***** DATA FOR THIS TASK
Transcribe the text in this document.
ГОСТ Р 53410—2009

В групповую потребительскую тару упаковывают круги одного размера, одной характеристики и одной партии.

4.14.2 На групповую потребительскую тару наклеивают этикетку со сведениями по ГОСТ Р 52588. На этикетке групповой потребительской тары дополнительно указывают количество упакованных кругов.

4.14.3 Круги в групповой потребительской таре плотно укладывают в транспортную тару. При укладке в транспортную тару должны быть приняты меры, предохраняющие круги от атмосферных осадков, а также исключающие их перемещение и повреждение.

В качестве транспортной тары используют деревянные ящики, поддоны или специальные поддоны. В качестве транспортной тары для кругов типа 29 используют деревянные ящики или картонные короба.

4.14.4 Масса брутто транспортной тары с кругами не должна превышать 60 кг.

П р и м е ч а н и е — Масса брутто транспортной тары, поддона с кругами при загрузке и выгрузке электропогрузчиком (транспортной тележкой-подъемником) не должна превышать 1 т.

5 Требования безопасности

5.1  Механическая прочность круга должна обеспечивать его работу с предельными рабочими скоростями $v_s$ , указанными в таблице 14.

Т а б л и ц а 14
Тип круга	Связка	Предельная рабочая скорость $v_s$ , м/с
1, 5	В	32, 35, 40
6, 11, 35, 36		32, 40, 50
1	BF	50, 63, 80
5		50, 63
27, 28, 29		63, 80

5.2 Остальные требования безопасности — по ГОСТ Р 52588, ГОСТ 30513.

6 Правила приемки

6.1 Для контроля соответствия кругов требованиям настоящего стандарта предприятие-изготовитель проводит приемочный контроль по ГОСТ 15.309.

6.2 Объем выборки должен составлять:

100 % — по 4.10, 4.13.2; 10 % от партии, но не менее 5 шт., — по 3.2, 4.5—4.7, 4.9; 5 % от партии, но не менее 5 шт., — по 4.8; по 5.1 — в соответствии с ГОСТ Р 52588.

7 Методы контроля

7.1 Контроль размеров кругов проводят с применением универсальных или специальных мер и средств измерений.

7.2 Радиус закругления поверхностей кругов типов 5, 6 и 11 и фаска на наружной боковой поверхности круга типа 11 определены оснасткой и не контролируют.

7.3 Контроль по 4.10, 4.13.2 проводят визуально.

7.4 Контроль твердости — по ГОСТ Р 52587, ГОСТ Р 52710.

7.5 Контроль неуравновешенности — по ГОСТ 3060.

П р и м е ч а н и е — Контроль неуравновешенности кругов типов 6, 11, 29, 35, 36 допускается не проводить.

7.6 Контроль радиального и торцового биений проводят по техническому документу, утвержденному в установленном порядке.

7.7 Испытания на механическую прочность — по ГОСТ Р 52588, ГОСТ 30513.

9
**********
» INSTRUCTIONS TO FOLLOW
Copy every record exactly, with nothing added or dropped.

» OUTPUT
Transcribe the text in this document.
ГОСТ Р 53410—2009

В групповую потребительскую тару упаковывают круги одного размера, одной характеристики и одной партии.

4.14.2 На групповую потребительскую тару наклеивают этикетку со сведениями по ГОСТ Р 52588. На этикетке групповой потребительской тары дополнительно указывают количество упакованных кругов.

4.14.3 Круги в групповой потребительской таре плотно укладывают в транспортную тару. При укладке в транспортную тару должны быть приняты меры, предохраняющие круги от атмосферных осадков, а также исключающие их перемещение и повреждение.

В качестве транспортной тары используют деревянные ящики, поддоны или специальные поддоны. В качестве транспортной тары для кругов типа 29 используют деревянные ящики или картонные короба.

4.14.4 Масса брутто транспортной тары с кругами не должна превышать 60 кг.

П р и м е ч а н и е — Масса брутто транспортной тары, поддона с кругами при загрузке и выгрузке электропогрузчиком (транспортной тележкой-подъемником) не должна превышать 1 т.

5 Требования безопасности

5.1  Механическая прочность круга должна обеспечивать его работу с предельными рабочими скоростями $v_s$ , указанными в таблице 14.

Т а б л и ц а 14
Тип круга	Связка	Предельная рабочая скорость $v_s$ , м/с
1, 5	В	32, 35, 40
6, 11, 35, 36		32, 40, 50
1	BF	50, 63, 80
5		50, 63
27, 28, 29		63, 80

5.2 Остальные требования безопасности — по ГОСТ Р 52588, ГОСТ 30513.

6 Правила приемки

6.1 Для контроля соответствия кругов требованиям настоящего стандарта предприятие-изготовитель проводит приемочный контроль по ГОСТ 15.309.

6.2 Объем выборки должен составлять:

100 % — по 4.10, 4.13.2; 10 % от партии, но не менее 5 шт., — по 3.2, 4.5—4.7, 4.9; 5 % от партии, но не менее 5 шт., — по 4.8; по 5.1 — в соответствии с ГОСТ Р 52588.

7 Методы контроля

7.1 Контроль размеров кругов проводят с применением универсальных или специальных мер и средств измерений.

7.2 Радиус закругления поверхностей кругов типов 5, 6 и 11 и фаска на наружной боковой поверхности круга типа 11 определены оснасткой и не контролируют.

7.3 Контроль по 4.10, 4.13.2 проводят визуально.

7.4 Контроль твердости — по ГОСТ Р 52587, ГОСТ Р 52710.

7.5 Контроль неуравновешенности — по ГОСТ 3060.

П р и м е ч а н и е — Контроль неуравновешенности кругов типов 6, 11, 29, 35, 36 допускается не проводить.

7.6 Контроль радиального и торцового биений проводят по техническому документу, утвержденному в установленном порядке.

7.7 Испытания на механическую прочность — по ГОСТ Р 52588, ГОСТ 30513.

9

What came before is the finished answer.